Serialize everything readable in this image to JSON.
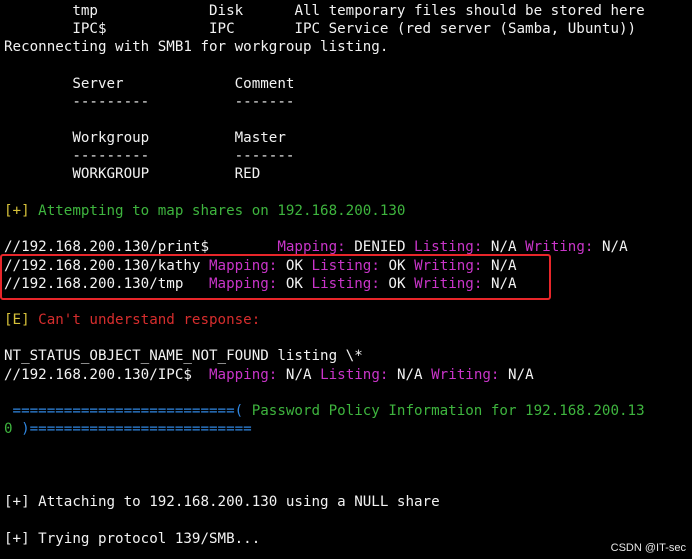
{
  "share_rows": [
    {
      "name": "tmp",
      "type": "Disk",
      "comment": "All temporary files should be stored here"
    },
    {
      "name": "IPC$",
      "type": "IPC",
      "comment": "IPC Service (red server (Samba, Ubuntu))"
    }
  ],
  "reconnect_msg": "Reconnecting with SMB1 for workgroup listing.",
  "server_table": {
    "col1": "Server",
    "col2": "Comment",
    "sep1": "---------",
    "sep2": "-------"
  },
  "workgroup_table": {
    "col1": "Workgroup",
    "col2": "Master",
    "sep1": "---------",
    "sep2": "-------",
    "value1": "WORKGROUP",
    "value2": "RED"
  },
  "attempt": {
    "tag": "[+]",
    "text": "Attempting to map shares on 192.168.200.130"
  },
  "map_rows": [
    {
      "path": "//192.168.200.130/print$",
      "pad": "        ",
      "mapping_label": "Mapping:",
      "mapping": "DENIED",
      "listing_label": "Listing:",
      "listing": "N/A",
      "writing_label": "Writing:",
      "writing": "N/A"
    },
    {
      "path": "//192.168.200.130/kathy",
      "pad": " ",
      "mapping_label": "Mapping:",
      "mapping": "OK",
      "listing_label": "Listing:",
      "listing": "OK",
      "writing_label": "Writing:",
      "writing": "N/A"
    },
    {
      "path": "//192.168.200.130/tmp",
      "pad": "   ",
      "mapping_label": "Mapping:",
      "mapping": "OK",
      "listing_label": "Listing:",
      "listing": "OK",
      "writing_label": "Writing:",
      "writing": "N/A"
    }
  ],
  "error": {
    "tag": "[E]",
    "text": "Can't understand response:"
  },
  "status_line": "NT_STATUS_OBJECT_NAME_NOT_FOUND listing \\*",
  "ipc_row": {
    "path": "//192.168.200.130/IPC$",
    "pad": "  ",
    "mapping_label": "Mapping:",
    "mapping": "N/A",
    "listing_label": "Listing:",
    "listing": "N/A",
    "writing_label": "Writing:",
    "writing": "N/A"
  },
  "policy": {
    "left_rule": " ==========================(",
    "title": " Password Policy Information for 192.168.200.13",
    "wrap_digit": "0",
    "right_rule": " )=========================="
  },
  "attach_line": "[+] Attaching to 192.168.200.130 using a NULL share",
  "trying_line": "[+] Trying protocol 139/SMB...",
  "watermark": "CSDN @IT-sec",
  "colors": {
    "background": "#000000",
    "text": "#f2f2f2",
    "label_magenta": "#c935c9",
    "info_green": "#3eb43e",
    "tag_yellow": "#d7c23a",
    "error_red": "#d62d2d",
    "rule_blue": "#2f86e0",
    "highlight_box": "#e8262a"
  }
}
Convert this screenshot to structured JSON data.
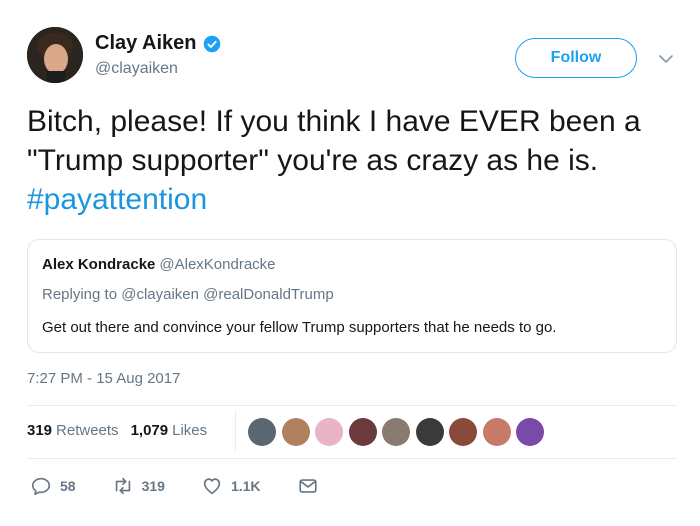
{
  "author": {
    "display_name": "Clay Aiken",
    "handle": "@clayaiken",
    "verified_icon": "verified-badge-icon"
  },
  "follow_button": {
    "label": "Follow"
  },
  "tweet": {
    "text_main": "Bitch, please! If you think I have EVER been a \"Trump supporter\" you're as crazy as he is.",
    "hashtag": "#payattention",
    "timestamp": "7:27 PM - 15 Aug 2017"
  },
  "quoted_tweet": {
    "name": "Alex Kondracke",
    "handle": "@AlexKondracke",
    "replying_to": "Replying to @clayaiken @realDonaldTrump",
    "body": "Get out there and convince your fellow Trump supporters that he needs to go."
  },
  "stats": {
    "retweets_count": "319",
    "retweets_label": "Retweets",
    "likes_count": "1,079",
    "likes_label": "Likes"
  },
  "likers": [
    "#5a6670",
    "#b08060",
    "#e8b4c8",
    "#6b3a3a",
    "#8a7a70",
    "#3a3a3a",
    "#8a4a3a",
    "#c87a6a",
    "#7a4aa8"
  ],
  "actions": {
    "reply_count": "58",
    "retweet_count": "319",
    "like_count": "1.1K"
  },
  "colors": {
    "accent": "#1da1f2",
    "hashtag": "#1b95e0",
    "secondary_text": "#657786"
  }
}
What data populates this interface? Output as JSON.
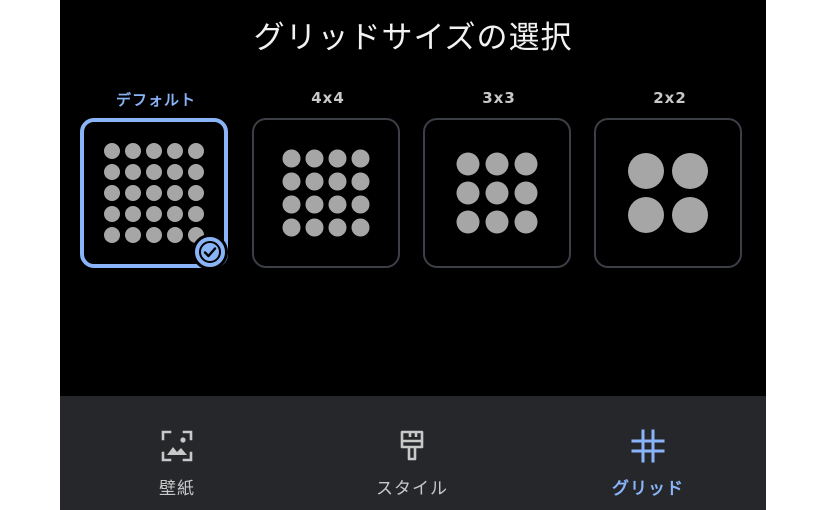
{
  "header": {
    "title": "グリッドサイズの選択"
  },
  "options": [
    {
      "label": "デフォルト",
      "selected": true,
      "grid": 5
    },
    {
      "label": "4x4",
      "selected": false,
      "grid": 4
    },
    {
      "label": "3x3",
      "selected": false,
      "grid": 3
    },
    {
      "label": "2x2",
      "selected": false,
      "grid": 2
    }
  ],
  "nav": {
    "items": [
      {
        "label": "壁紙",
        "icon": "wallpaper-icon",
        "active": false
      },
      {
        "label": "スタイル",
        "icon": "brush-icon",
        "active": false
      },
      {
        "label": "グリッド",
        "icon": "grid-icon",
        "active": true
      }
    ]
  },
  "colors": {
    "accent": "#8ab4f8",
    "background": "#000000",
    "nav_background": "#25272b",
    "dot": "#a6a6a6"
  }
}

* _TASK DIRECTIONS_: Reproduce every line from the entries that holds the word "icon".

* _TASK OUTPUT_:
    "verified_icon": "verified-badge-icon"
        "icon": "wallpaper-icon",
        "icon": "brush-icon",
        "icon": "grid-icon",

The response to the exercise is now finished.